(INSTRUCTIONS FOR THE TASK)
Copy all the lines below without altering anything.

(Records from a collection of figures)
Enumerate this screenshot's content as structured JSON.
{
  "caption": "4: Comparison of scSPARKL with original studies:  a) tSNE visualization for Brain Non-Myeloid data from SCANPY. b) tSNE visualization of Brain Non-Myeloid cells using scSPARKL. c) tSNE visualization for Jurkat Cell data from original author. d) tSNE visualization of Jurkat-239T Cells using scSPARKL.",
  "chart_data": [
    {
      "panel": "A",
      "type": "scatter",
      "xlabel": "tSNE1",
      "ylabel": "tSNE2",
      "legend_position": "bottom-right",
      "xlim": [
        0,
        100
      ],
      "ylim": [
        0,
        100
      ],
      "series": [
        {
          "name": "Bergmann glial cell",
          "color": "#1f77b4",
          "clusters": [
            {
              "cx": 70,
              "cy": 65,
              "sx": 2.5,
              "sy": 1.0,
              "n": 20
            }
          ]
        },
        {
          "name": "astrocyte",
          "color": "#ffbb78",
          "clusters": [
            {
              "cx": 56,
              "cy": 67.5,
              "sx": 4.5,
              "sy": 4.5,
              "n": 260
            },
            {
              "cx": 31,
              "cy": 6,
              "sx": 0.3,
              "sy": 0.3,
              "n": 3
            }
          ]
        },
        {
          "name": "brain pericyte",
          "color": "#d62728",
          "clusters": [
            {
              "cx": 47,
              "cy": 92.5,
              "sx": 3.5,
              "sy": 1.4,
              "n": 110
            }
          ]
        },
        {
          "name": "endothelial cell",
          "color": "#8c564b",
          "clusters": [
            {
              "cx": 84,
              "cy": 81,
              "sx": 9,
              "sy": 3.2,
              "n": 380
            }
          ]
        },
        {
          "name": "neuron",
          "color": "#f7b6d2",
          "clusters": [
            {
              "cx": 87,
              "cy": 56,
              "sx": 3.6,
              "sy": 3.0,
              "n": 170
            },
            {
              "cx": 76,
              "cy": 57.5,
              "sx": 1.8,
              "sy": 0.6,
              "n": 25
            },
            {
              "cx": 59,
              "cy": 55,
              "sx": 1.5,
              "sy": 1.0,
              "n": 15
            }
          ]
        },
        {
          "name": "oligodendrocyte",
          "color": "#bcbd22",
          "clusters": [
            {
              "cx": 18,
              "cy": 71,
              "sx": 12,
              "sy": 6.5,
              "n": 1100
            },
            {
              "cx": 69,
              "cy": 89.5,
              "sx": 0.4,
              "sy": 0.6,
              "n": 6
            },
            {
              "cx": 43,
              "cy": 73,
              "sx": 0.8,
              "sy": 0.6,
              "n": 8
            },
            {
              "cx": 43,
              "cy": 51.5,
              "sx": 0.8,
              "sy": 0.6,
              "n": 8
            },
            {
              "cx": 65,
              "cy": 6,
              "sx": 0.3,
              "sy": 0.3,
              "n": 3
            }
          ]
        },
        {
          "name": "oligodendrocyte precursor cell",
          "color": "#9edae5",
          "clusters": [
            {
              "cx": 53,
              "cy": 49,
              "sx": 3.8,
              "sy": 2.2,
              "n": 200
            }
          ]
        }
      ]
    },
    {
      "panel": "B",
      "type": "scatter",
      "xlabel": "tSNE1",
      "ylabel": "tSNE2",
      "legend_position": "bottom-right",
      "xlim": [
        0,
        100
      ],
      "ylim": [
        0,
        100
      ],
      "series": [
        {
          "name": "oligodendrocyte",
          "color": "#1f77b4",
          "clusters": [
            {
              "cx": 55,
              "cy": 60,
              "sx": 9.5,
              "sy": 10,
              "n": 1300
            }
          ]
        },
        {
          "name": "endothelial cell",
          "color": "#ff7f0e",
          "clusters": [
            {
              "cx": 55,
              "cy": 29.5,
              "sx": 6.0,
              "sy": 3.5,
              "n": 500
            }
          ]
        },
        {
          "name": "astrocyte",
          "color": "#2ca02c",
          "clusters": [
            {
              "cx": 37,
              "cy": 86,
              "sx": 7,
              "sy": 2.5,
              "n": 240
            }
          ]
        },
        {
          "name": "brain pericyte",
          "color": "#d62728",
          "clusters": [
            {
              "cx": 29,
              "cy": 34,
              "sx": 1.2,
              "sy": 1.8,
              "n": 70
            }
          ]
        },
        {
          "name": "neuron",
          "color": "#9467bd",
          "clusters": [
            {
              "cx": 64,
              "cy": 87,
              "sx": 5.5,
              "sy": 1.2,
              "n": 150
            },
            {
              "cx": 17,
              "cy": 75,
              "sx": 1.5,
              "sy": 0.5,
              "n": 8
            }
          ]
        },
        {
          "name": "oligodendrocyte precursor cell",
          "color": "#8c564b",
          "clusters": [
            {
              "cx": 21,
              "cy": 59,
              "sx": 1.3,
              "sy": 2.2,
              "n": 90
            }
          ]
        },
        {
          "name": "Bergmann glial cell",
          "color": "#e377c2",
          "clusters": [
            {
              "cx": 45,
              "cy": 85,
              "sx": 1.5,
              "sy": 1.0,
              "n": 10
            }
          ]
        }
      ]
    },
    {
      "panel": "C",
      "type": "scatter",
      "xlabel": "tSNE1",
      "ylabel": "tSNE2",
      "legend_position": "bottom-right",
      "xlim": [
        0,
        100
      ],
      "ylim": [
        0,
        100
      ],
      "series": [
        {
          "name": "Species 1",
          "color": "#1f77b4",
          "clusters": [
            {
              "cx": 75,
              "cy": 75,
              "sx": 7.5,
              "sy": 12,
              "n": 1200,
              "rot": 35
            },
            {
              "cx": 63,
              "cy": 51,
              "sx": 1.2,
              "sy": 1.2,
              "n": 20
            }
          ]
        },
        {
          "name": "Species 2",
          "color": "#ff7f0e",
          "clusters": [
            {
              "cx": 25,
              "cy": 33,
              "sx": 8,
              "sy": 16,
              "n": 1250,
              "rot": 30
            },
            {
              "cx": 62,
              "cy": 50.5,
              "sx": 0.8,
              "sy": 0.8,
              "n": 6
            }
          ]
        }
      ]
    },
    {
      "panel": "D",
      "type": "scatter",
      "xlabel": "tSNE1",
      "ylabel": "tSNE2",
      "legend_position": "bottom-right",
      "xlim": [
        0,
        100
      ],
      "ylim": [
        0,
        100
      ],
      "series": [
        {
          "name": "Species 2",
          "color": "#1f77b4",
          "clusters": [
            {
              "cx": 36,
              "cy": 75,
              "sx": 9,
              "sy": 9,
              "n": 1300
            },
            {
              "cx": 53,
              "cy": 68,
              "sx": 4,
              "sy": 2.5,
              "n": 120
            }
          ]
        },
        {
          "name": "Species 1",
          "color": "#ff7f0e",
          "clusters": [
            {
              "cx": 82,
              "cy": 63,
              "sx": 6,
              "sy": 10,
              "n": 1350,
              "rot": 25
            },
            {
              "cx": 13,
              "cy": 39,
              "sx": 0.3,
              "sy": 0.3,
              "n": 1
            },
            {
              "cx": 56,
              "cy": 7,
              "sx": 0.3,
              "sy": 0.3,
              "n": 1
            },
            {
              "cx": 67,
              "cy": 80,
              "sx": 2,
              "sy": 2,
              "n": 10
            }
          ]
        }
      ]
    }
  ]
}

(RESPONSE AREA)
Enumerate this screenshot's content as structured JSON.
{
  "caption": "4: Comparison of scSPARKL with original studies:  a) tSNE visualization for Brain Non-Myeloid data from SCANPY. b) tSNE visualization of Brain Non-Myeloid cells using scSPARKL. c) tSNE visualization for Jurkat Cell data from original author. d) tSNE visualization of Jurkat-239T Cells using scSPARKL.",
  "chart_data": [
    {
      "panel": "A",
      "type": "scatter",
      "xlabel": "tSNE1",
      "ylabel": "tSNE2",
      "legend_position": "bottom-right",
      "xlim": [
        0,
        100
      ],
      "ylim": [
        0,
        100
      ],
      "series": [
        {
          "name": "Bergmann glial cell",
          "color": "#1f77b4",
          "clusters": [
            {
              "cx": 70,
              "cy": 65,
              "sx": 2.5,
              "sy": 1.0,
              "n": 20
            }
          ]
        },
        {
          "name": "astrocyte",
          "color": "#ffbb78",
          "clusters": [
            {
              "cx": 56,
              "cy": 67.5,
              "sx": 4.5,
              "sy": 4.5,
              "n": 260
            },
            {
              "cx": 31,
              "cy": 6,
              "sx": 0.3,
              "sy": 0.3,
              "n": 3
            }
          ]
        },
        {
          "name": "brain pericyte",
          "color": "#d62728",
          "clusters": [
            {
              "cx": 47,
              "cy": 92.5,
              "sx": 3.5,
              "sy": 1.4,
              "n": 110
            }
          ]
        },
        {
          "name": "endothelial cell",
          "color": "#8c564b",
          "clusters": [
            {
              "cx": 84,
              "cy": 81,
              "sx": 9,
              "sy": 3.2,
              "n": 380
            }
          ]
        },
        {
          "name": "neuron",
          "color": "#f7b6d2",
          "clusters": [
            {
              "cx": 87,
              "cy": 56,
              "sx": 3.6,
              "sy": 3.0,
              "n": 170
            },
            {
              "cx": 76,
              "cy": 57.5,
              "sx": 1.8,
              "sy": 0.6,
              "n": 25
            },
            {
              "cx": 59,
              "cy": 55,
              "sx": 1.5,
              "sy": 1.0,
              "n": 15
            }
          ]
        },
        {
          "name": "oligodendrocyte",
          "color": "#bcbd22",
          "clusters": [
            {
              "cx": 18,
              "cy": 71,
              "sx": 12,
              "sy": 6.5,
              "n": 1100
            },
            {
              "cx": 69,
              "cy": 89.5,
              "sx": 0.4,
              "sy": 0.6,
              "n": 6
            },
            {
              "cx": 43,
              "cy": 73,
              "sx": 0.8,
              "sy": 0.6,
              "n": 8
            },
            {
              "cx": 43,
              "cy": 51.5,
              "sx": 0.8,
              "sy": 0.6,
              "n": 8
            },
            {
              "cx": 65,
              "cy": 6,
              "sx": 0.3,
              "sy": 0.3,
              "n": 3
            }
          ]
        },
        {
          "name": "oligodendrocyte precursor cell",
          "color": "#9edae5",
          "clusters": [
            {
              "cx": 53,
              "cy": 49,
              "sx": 3.8,
              "sy": 2.2,
              "n": 200
            }
          ]
        }
      ]
    },
    {
      "panel": "B",
      "type": "scatter",
      "xlabel": "tSNE1",
      "ylabel": "tSNE2",
      "legend_position": "bottom-right",
      "xlim": [
        0,
        100
      ],
      "ylim": [
        0,
        100
      ],
      "series": [
        {
          "name": "oligodendrocyte",
          "color": "#1f77b4",
          "clusters": [
            {
              "cx": 55,
              "cy": 60,
              "sx": 9.5,
              "sy": 10,
              "n": 1300
            }
          ]
        },
        {
          "name": "endothelial cell",
          "color": "#ff7f0e",
          "clusters": [
            {
              "cx": 55,
              "cy": 29.5,
              "sx": 6.0,
              "sy": 3.5,
              "n": 500
            }
          ]
        },
        {
          "name": "astrocyte",
          "color": "#2ca02c",
          "clusters": [
            {
              "cx": 37,
              "cy": 86,
              "sx": 7,
              "sy": 2.5,
              "n": 240
            }
          ]
        },
        {
          "name": "brain pericyte",
          "color": "#d62728",
          "clusters": [
            {
              "cx": 29,
              "cy": 34,
              "sx": 1.2,
              "sy": 1.8,
              "n": 70
            }
          ]
        },
        {
          "name": "neuron",
          "color": "#9467bd",
          "clusters": [
            {
              "cx": 64,
              "cy": 87,
              "sx": 5.5,
              "sy": 1.2,
              "n": 150
            },
            {
              "cx": 17,
              "cy": 75,
              "sx": 1.5,
              "sy": 0.5,
              "n": 8
            }
          ]
        },
        {
          "name": "oligodendrocyte precursor cell",
          "color": "#8c564b",
          "clusters": [
            {
              "cx": 21,
              "cy": 59,
              "sx": 1.3,
              "sy": 2.2,
              "n": 90
            }
          ]
        },
        {
          "name": "Bergmann glial cell",
          "color": "#e377c2",
          "clusters": [
            {
              "cx": 45,
              "cy": 85,
              "sx": 1.5,
              "sy": 1.0,
              "n": 10
            }
          ]
        }
      ]
    },
    {
      "panel": "C",
      "type": "scatter",
      "xlabel": "tSNE1",
      "ylabel": "tSNE2",
      "legend_position": "bottom-right",
      "xlim": [
        0,
        100
      ],
      "ylim": [
        0,
        100
      ],
      "series": [
        {
          "name": "Species 1",
          "color": "#1f77b4",
          "clusters": [
            {
              "cx": 75,
              "cy": 75,
              "sx": 7.5,
              "sy": 12,
              "n": 1200,
              "rot": 35
            },
            {
              "cx": 63,
              "cy": 51,
              "sx": 1.2,
              "sy": 1.2,
              "n": 20
            }
          ]
        },
        {
          "name": "Species 2",
          "color": "#ff7f0e",
          "clusters": [
            {
              "cx": 25,
              "cy": 33,
              "sx": 8,
              "sy": 16,
              "n": 1250,
              "rot": 30
            },
            {
              "cx": 62,
              "cy": 50.5,
              "sx": 0.8,
              "sy": 0.8,
              "n": 6
            }
          ]
        }
      ]
    },
    {
      "panel": "D",
      "type": "scatter",
      "xlabel": "tSNE1",
      "ylabel": "tSNE2",
      "legend_position": "bottom-right",
      "xlim": [
        0,
        100
      ],
      "ylim": [
        0,
        100
      ],
      "series": [
        {
          "name": "Species 2",
          "color": "#1f77b4",
          "clusters": [
            {
              "cx": 36,
              "cy": 75,
              "sx": 9,
              "sy": 9,
              "n": 1300
            },
            {
              "cx": 53,
              "cy": 68,
              "sx": 4,
              "sy": 2.5,
              "n": 120
            }
          ]
        },
        {
          "name": "Species 1",
          "color": "#ff7f0e",
          "clusters": [
            {
              "cx": 82,
              "cy": 63,
              "sx": 6,
              "sy": 10,
              "n": 1350,
              "rot": 25
            },
            {
              "cx": 13,
              "cy": 39,
              "sx": 0.3,
              "sy": 0.3,
              "n": 1
            },
            {
              "cx": 56,
              "cy": 7,
              "sx": 0.3,
              "sy": 0.3,
              "n": 1
            },
            {
              "cx": 67,
              "cy": 80,
              "sx": 2,
              "sy": 2,
              "n": 10
            }
          ]
        }
      ]
    }
  ]
}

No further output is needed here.